The request: Copy every line of the data exactly, leaving nothing out.

(Figure contents as structured data)
[start]
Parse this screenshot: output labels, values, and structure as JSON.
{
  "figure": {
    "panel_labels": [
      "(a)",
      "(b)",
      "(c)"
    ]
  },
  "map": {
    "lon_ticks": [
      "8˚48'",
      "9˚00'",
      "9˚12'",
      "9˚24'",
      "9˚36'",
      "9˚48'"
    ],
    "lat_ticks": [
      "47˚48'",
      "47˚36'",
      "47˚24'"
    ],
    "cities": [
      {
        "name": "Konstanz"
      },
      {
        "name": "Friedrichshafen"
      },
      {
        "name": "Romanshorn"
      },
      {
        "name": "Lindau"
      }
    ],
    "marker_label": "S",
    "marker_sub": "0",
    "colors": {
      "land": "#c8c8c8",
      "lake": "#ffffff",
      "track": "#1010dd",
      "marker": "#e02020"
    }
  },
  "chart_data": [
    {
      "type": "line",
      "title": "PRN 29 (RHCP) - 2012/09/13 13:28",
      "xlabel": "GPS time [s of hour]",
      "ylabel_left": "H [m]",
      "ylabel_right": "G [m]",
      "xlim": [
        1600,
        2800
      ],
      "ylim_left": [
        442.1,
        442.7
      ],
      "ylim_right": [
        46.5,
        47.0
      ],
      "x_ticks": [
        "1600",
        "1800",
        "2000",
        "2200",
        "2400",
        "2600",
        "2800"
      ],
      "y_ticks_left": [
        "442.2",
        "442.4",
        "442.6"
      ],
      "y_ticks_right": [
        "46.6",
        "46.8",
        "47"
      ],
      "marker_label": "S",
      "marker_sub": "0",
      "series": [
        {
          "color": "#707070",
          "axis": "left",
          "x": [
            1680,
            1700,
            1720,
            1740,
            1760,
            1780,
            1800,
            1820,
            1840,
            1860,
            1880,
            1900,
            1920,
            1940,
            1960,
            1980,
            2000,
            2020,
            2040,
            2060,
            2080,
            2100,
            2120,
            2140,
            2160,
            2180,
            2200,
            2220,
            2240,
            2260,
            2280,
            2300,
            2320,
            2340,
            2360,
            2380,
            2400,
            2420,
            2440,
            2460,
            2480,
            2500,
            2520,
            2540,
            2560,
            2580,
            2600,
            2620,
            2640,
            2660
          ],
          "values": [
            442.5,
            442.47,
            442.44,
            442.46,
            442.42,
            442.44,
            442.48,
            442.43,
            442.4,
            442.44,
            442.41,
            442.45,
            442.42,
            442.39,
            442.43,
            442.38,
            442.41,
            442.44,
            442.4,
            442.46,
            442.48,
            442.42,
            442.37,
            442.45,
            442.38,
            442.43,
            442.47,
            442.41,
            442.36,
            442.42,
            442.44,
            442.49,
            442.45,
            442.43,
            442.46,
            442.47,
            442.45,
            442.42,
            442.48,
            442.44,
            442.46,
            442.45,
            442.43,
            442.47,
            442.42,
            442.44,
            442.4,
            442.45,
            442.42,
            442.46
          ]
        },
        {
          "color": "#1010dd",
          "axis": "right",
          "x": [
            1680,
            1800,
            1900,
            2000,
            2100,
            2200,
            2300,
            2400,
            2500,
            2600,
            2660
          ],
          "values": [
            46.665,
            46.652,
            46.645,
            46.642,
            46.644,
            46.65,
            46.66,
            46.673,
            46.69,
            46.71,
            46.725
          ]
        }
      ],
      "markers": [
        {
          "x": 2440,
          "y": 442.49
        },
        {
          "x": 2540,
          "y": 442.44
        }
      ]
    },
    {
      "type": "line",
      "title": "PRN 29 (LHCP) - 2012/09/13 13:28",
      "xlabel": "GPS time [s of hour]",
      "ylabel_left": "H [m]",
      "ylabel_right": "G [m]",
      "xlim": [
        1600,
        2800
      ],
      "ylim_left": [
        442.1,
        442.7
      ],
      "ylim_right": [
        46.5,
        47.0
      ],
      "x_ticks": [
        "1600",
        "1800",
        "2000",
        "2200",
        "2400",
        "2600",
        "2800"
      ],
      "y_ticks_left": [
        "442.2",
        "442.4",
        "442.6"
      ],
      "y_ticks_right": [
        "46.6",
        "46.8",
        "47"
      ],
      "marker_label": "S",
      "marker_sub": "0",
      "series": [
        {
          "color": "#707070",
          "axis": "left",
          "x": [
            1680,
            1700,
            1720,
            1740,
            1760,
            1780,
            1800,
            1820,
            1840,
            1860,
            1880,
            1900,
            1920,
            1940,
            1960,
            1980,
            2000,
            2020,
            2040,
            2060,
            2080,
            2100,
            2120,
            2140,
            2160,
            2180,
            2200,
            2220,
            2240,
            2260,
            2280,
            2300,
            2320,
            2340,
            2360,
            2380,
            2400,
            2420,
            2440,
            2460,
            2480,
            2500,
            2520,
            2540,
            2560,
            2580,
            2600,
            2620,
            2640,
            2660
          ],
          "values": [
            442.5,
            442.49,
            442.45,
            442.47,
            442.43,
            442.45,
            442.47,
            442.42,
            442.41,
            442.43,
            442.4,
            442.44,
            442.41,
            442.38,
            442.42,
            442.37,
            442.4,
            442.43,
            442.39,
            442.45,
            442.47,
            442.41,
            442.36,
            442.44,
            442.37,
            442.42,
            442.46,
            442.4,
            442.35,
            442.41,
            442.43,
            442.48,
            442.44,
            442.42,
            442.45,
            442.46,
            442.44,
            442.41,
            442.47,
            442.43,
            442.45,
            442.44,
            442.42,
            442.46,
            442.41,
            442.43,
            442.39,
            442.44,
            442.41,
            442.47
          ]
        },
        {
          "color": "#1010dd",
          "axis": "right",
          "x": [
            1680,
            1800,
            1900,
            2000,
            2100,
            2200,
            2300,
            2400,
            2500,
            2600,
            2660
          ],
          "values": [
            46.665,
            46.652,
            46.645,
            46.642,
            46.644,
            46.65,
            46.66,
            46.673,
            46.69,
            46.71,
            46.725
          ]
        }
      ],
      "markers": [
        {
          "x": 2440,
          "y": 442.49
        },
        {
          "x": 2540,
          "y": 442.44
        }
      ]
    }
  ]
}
[end]
Written solution:
Parse this screenshot: output labels, values, and structure as JSON.
{
  "figure": {
    "panel_labels": [
      "(a)",
      "(b)",
      "(c)"
    ]
  },
  "map": {
    "lon_ticks": [
      "8˚48'",
      "9˚00'",
      "9˚12'",
      "9˚24'",
      "9˚36'",
      "9˚48'"
    ],
    "lat_ticks": [
      "47˚48'",
      "47˚36'",
      "47˚24'"
    ],
    "cities": [
      {
        "name": "Konstanz"
      },
      {
        "name": "Friedrichshafen"
      },
      {
        "name": "Romanshorn"
      },
      {
        "name": "Lindau"
      }
    ],
    "marker_label": "S",
    "marker_sub": "0",
    "colors": {
      "land": "#c8c8c8",
      "lake": "#ffffff",
      "track": "#1010dd",
      "marker": "#e02020"
    }
  },
  "chart_data": [
    {
      "type": "line",
      "title": "PRN 29 (RHCP) - 2012/09/13 13:28",
      "xlabel": "GPS time [s of hour]",
      "ylabel_left": "H [m]",
      "ylabel_right": "G [m]",
      "xlim": [
        1600,
        2800
      ],
      "ylim_left": [
        442.1,
        442.7
      ],
      "ylim_right": [
        46.5,
        47.0
      ],
      "x_ticks": [
        "1600",
        "1800",
        "2000",
        "2200",
        "2400",
        "2600",
        "2800"
      ],
      "y_ticks_left": [
        "442.2",
        "442.4",
        "442.6"
      ],
      "y_ticks_right": [
        "46.6",
        "46.8",
        "47"
      ],
      "marker_label": "S",
      "marker_sub": "0",
      "series": [
        {
          "color": "#707070",
          "axis": "left",
          "x": [
            1680,
            1700,
            1720,
            1740,
            1760,
            1780,
            1800,
            1820,
            1840,
            1860,
            1880,
            1900,
            1920,
            1940,
            1960,
            1980,
            2000,
            2020,
            2040,
            2060,
            2080,
            2100,
            2120,
            2140,
            2160,
            2180,
            2200,
            2220,
            2240,
            2260,
            2280,
            2300,
            2320,
            2340,
            2360,
            2380,
            2400,
            2420,
            2440,
            2460,
            2480,
            2500,
            2520,
            2540,
            2560,
            2580,
            2600,
            2620,
            2640,
            2660
          ],
          "values": [
            442.5,
            442.47,
            442.44,
            442.46,
            442.42,
            442.44,
            442.48,
            442.43,
            442.4,
            442.44,
            442.41,
            442.45,
            442.42,
            442.39,
            442.43,
            442.38,
            442.41,
            442.44,
            442.4,
            442.46,
            442.48,
            442.42,
            442.37,
            442.45,
            442.38,
            442.43,
            442.47,
            442.41,
            442.36,
            442.42,
            442.44,
            442.49,
            442.45,
            442.43,
            442.46,
            442.47,
            442.45,
            442.42,
            442.48,
            442.44,
            442.46,
            442.45,
            442.43,
            442.47,
            442.42,
            442.44,
            442.4,
            442.45,
            442.42,
            442.46
          ]
        },
        {
          "color": "#1010dd",
          "axis": "right",
          "x": [
            1680,
            1800,
            1900,
            2000,
            2100,
            2200,
            2300,
            2400,
            2500,
            2600,
            2660
          ],
          "values": [
            46.665,
            46.652,
            46.645,
            46.642,
            46.644,
            46.65,
            46.66,
            46.673,
            46.69,
            46.71,
            46.725
          ]
        }
      ],
      "markers": [
        {
          "x": 2440,
          "y": 442.49
        },
        {
          "x": 2540,
          "y": 442.44
        }
      ]
    },
    {
      "type": "line",
      "title": "PRN 29 (LHCP) - 2012/09/13 13:28",
      "xlabel": "GPS time [s of hour]",
      "ylabel_left": "H [m]",
      "ylabel_right": "G [m]",
      "xlim": [
        1600,
        2800
      ],
      "ylim_left": [
        442.1,
        442.7
      ],
      "ylim_right": [
        46.5,
        47.0
      ],
      "x_ticks": [
        "1600",
        "1800",
        "2000",
        "2200",
        "2400",
        "2600",
        "2800"
      ],
      "y_ticks_left": [
        "442.2",
        "442.4",
        "442.6"
      ],
      "y_ticks_right": [
        "46.6",
        "46.8",
        "47"
      ],
      "marker_label": "S",
      "marker_sub": "0",
      "series": [
        {
          "color": "#707070",
          "axis": "left",
          "x": [
            1680,
            1700,
            1720,
            1740,
            1760,
            1780,
            1800,
            1820,
            1840,
            1860,
            1880,
            1900,
            1920,
            1940,
            1960,
            1980,
            2000,
            2020,
            2040,
            2060,
            2080,
            2100,
            2120,
            2140,
            2160,
            2180,
            2200,
            2220,
            2240,
            2260,
            2280,
            2300,
            2320,
            2340,
            2360,
            2380,
            2400,
            2420,
            2440,
            2460,
            2480,
            2500,
            2520,
            2540,
            2560,
            2580,
            2600,
            2620,
            2640,
            2660
          ],
          "values": [
            442.5,
            442.49,
            442.45,
            442.47,
            442.43,
            442.45,
            442.47,
            442.42,
            442.41,
            442.43,
            442.4,
            442.44,
            442.41,
            442.38,
            442.42,
            442.37,
            442.4,
            442.43,
            442.39,
            442.45,
            442.47,
            442.41,
            442.36,
            442.44,
            442.37,
            442.42,
            442.46,
            442.4,
            442.35,
            442.41,
            442.43,
            442.48,
            442.44,
            442.42,
            442.45,
            442.46,
            442.44,
            442.41,
            442.47,
            442.43,
            442.45,
            442.44,
            442.42,
            442.46,
            442.41,
            442.43,
            442.39,
            442.44,
            442.41,
            442.47
          ]
        },
        {
          "color": "#1010dd",
          "axis": "right",
          "x": [
            1680,
            1800,
            1900,
            2000,
            2100,
            2200,
            2300,
            2400,
            2500,
            2600,
            2660
          ],
          "values": [
            46.665,
            46.652,
            46.645,
            46.642,
            46.644,
            46.65,
            46.66,
            46.673,
            46.69,
            46.71,
            46.725
          ]
        }
      ],
      "markers": [
        {
          "x": 2440,
          "y": 442.49
        },
        {
          "x": 2540,
          "y": 442.44
        }
      ]
    }
  ]
}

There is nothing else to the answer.